(Data entries)
————
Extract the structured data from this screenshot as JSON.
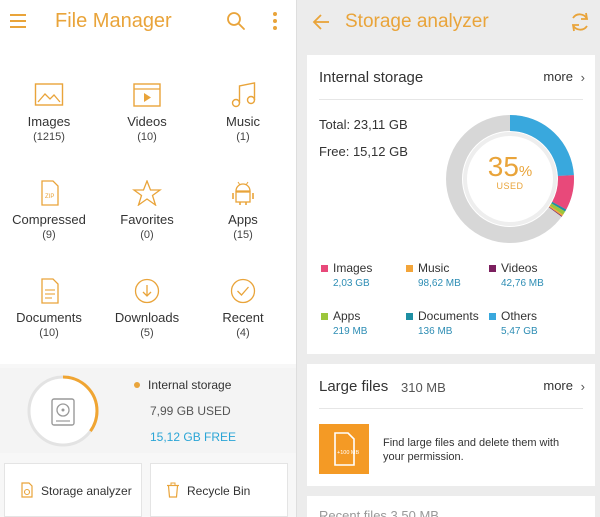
{
  "left": {
    "title": "File Manager",
    "categories": [
      {
        "label": "Images",
        "count": "(1215)"
      },
      {
        "label": "Videos",
        "count": "(10)"
      },
      {
        "label": "Music",
        "count": "(1)"
      },
      {
        "label": "Compressed",
        "count": "(9)"
      },
      {
        "label": "Favorites",
        "count": "(0)"
      },
      {
        "label": "Apps",
        "count": "(15)"
      },
      {
        "label": "Documents",
        "count": "(10)"
      },
      {
        "label": "Downloads",
        "count": "(5)"
      },
      {
        "label": "Recent",
        "count": "(4)"
      }
    ],
    "storage": {
      "label": "Internal storage",
      "used": "7,99 GB USED",
      "free": "15,12 GB FREE",
      "used_fraction": 0.35
    },
    "buttons": {
      "storage_analyzer": "Storage analyzer",
      "recycle_bin": "Recycle Bin"
    }
  },
  "right": {
    "title": "Storage analyzer",
    "internal": {
      "heading": "Internal storage",
      "more": "more",
      "total": "Total: 23,11 GB",
      "free": "Free: 15,12 GB",
      "percent": "35",
      "percent_sign": "%",
      "used_label": "USED",
      "legend": [
        {
          "name": "Images",
          "value": "2,03 GB",
          "color": "#e8497a"
        },
        {
          "name": "Music",
          "value": "98,62 MB",
          "color": "#f3a53a"
        },
        {
          "name": "Videos",
          "value": "42,76 MB",
          "color": "#7b1f5e"
        },
        {
          "name": "Apps",
          "value": "219 MB",
          "color": "#9cc63b"
        },
        {
          "name": "Documents",
          "value": "136 MB",
          "color": "#1e8fa3"
        },
        {
          "name": "Others",
          "value": "5,47 GB",
          "color": "#39a8dd"
        }
      ]
    },
    "large_files": {
      "heading": "Large files",
      "size": "310 MB",
      "more": "more",
      "icon_text": "+100 MB",
      "text": "Find large files and delete them with your permission."
    },
    "recent": {
      "heading": "Recent files  3,50 MB"
    }
  }
}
————
◆ TASK DETAILS ◆
Reproduce each line from the records that contains the word "count".

◆ RESULT BELOW ◆
        "count": "(1215)"
        "count": "(10)"
        "count": "(1)"
        "count": "(9)"
        "count": "(0)"
        "count": "(15)"
        "count": "(10)"
        "count": "(5)"
        "count": "(4)"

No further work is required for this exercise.